_Direction_
Transcribe the full listing exactly, and drop every picture.

◇ ◇ ◇ ◇ ◇ ◇ ◇

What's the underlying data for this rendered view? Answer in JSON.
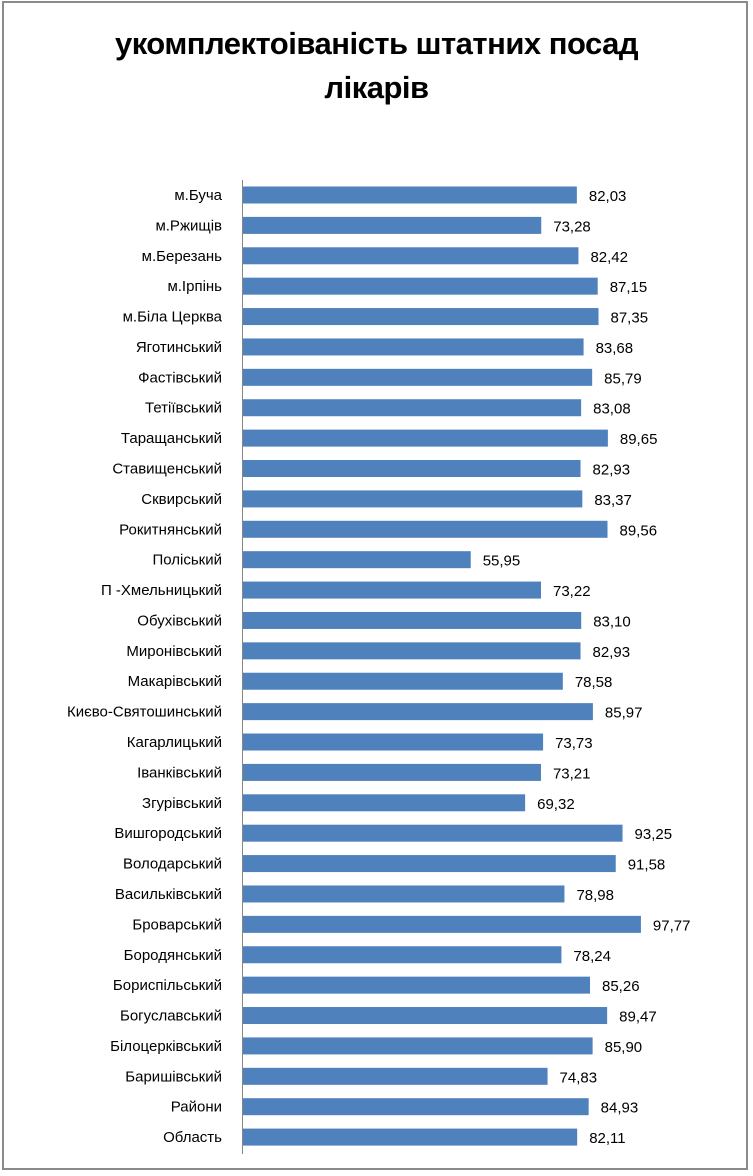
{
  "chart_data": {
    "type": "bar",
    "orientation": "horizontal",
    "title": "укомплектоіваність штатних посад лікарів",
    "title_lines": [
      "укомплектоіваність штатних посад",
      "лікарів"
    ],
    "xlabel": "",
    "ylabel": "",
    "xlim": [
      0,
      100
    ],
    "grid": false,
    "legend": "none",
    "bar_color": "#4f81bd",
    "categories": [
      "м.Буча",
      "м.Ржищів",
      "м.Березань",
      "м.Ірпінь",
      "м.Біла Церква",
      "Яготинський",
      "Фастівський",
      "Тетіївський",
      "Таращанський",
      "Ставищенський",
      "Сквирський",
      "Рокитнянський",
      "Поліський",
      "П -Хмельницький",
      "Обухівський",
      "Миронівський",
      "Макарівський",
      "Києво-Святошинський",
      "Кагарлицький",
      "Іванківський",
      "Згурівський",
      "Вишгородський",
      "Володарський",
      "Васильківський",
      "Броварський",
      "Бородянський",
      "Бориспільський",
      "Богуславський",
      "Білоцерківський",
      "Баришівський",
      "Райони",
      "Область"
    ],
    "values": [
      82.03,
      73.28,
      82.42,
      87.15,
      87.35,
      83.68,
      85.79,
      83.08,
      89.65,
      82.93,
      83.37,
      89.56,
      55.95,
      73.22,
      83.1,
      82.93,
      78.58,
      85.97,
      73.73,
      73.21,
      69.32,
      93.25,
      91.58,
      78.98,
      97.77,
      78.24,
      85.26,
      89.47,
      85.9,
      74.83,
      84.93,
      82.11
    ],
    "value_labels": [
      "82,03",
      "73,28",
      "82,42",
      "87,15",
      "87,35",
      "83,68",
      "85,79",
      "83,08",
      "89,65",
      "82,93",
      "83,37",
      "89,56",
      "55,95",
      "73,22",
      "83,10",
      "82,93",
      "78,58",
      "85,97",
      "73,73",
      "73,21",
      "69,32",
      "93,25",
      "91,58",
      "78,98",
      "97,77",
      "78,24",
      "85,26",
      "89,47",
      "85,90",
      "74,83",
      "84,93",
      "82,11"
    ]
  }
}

◇ ◇ ◇ ◇ ◇ ◇ ◇

_Response to this exercise_
What's the underlying data for this rendered view? Answer in JSON.
{
  "chart_data": {
    "type": "bar",
    "orientation": "horizontal",
    "title": "укомплектоіваність штатних посад лікарів",
    "title_lines": [
      "укомплектоіваність штатних посад",
      "лікарів"
    ],
    "xlabel": "",
    "ylabel": "",
    "xlim": [
      0,
      100
    ],
    "grid": false,
    "legend": "none",
    "bar_color": "#4f81bd",
    "categories": [
      "м.Буча",
      "м.Ржищів",
      "м.Березань",
      "м.Ірпінь",
      "м.Біла Церква",
      "Яготинський",
      "Фастівський",
      "Тетіївський",
      "Таращанський",
      "Ставищенський",
      "Сквирський",
      "Рокитнянський",
      "Поліський",
      "П -Хмельницький",
      "Обухівський",
      "Миронівський",
      "Макарівський",
      "Києво-Святошинський",
      "Кагарлицький",
      "Іванківський",
      "Згурівський",
      "Вишгородський",
      "Володарський",
      "Васильківський",
      "Броварський",
      "Бородянський",
      "Бориспільський",
      "Богуславський",
      "Білоцерківський",
      "Баришівський",
      "Райони",
      "Область"
    ],
    "values": [
      82.03,
      73.28,
      82.42,
      87.15,
      87.35,
      83.68,
      85.79,
      83.08,
      89.65,
      82.93,
      83.37,
      89.56,
      55.95,
      73.22,
      83.1,
      82.93,
      78.58,
      85.97,
      73.73,
      73.21,
      69.32,
      93.25,
      91.58,
      78.98,
      97.77,
      78.24,
      85.26,
      89.47,
      85.9,
      74.83,
      84.93,
      82.11
    ],
    "value_labels": [
      "82,03",
      "73,28",
      "82,42",
      "87,15",
      "87,35",
      "83,68",
      "85,79",
      "83,08",
      "89,65",
      "82,93",
      "83,37",
      "89,56",
      "55,95",
      "73,22",
      "83,10",
      "82,93",
      "78,58",
      "85,97",
      "73,73",
      "73,21",
      "69,32",
      "93,25",
      "91,58",
      "78,98",
      "97,77",
      "78,24",
      "85,26",
      "89,47",
      "85,90",
      "74,83",
      "84,93",
      "82,11"
    ]
  }
}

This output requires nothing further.